● **ARBEITSAUFTRÄGE**
(1) Wie viele Personen wandern laut dem Textauszug über Wohnungen und Zuwanderung ungefähr ab?
(2) Gib aus dem Textauszug über Wohnungen und Zuwanderung die Stelle zwischen „De facto haben“ und „das neue Europa!“ einschließlich wortgetreu aus.
(3) Führe den Textauszug über Wohnungen und Zuwanderung im Anschluss an seinen letzten Satz weiter.

● **TEXTAUSZUG**
····················

Warum sage ich das hier? – Wir sollen und müssen auch innerstädtisch – und mit innerstädtisch meine ich die gewachsene Stadt – auch weiterhin günstige Wohnungen anbieten. Schauen wir uns die wahre Zahl noch einmal an! Wenn es jedes Jahr um 15 000 Menschen im Jahr mehr sind, dann sind das in 10 Jahren 150 000 Leute. Und das ist nur der Saldo!

 

De facto haben wir ungefähr eine – unter Anführungszeichen – regionale Zuwanderung von 60 000 und eine Abwanderung von 45 000 Personen. Das ist zum Beispiel interessant im Bereich der Studierenden. Weil die Situation an den Unis bei uns so schwierig ist, tun sich Maturanten und Maturantinnen, die Medizin studieren wollen und sehr gute Noten haben, den Test bei uns nicht an, sondern gehen an deutsche Universitäten, Medizin studieren. Das sind inzwischen ziemlich viele. Das ist das neue Europa!

····················

● **AUSGANGSDATEN**
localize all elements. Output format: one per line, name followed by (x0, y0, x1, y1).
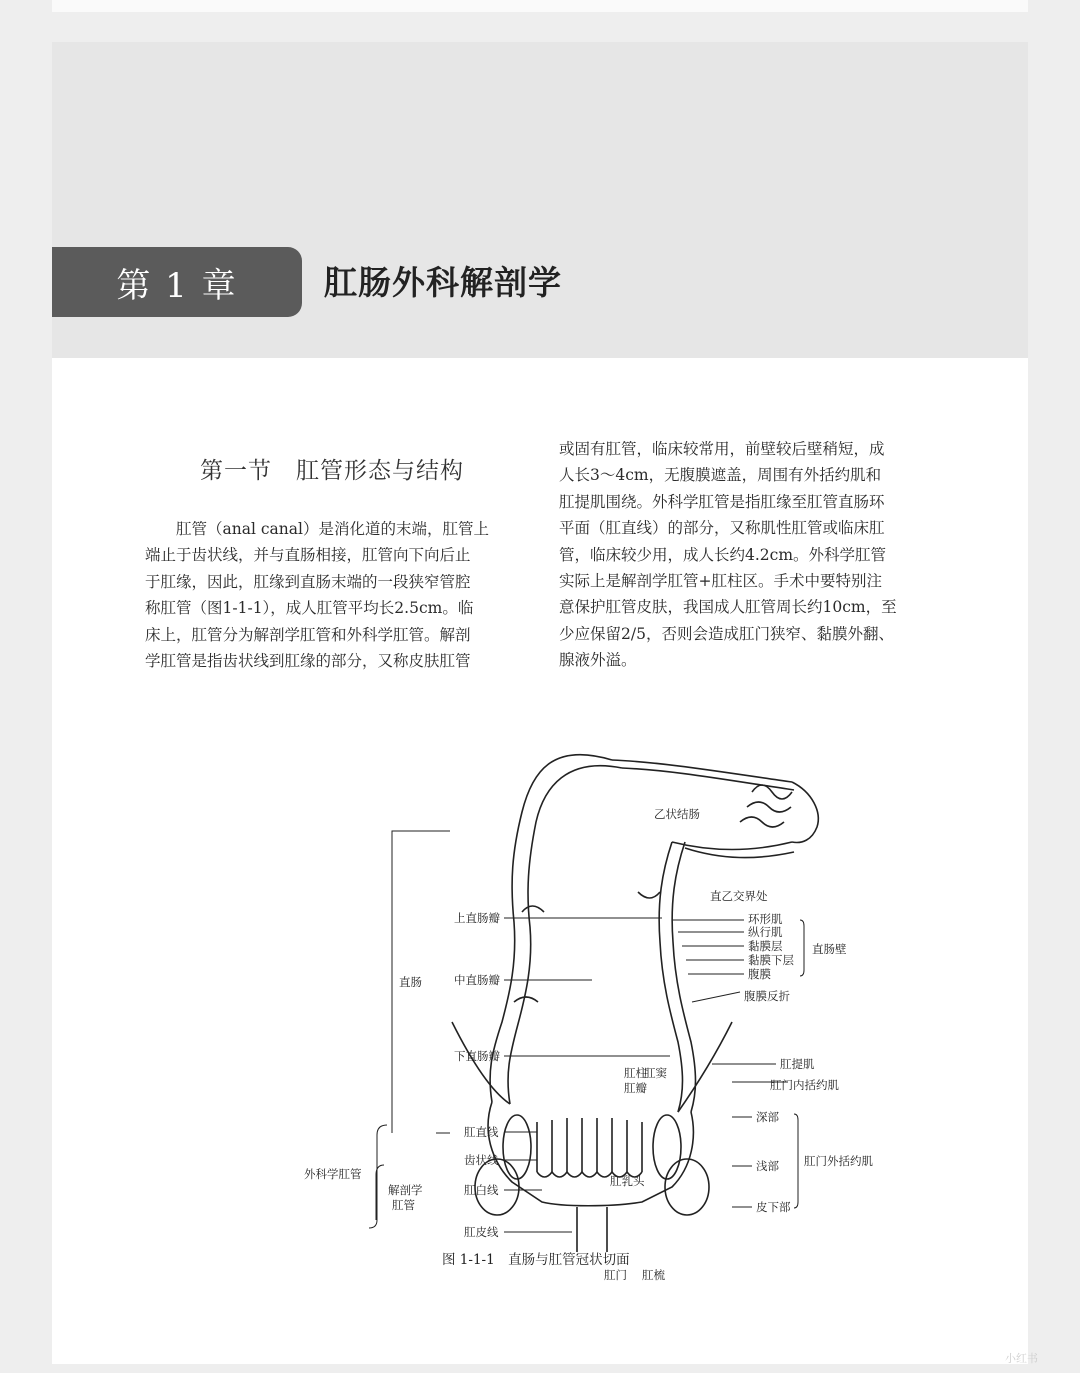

····················

● **LÖSUNGEN IN REIHENFOLGE**
(1) Ungefähr 45 000 Personen.

(2)
De facto haben wir ungefähr eine – unter Anführungszeichen – regionale Zuwanderung von 60 000 und eine Abwanderung von 45 000 Personen. Das ist zum Beispiel interessant im Bereich der Studierenden. Weil die Situation an den Unis bei uns so schwierig ist, tun sich Maturanten und Maturantinnen, die Medizin studieren wollen und sehr gute Noten haben, den Test bei uns nicht an, sondern gehen an deutsche Universitäten, Medizin studieren. Das sind inzwischen ziemlich viele. Das ist das neue Europa!

(3)
Im Zusammenhang mit dem Wohnbaugedanken bedeutet das, dass 60 000 Leute kommen und hier – wenn auch nur temporär – eine Heimat finden, ebenso wie 45 000 Wienerinnen und Wiener temporär nach Deutschland, Australien, Südafrika, Bratislava oder Graz übersiedeln, und das ist ja auch wohnbaumäßig relevant. Insofern sind es mehr, und insofern steht das Wohnbauressort vor einer besonders anspruchsvollen Herausforderung. Das sage ich jetzt bei der Budgetdebatte. Es ist durchaus bitter zu sagen, dass man ein besonders hohes Maß an Kürzungen akzeptieren muss. Das ist im Wohnbauressort im Zusammenhang mit der Wohnbauförderung notwenig, und da ist sehr viel Hirnschmalz erforderlich.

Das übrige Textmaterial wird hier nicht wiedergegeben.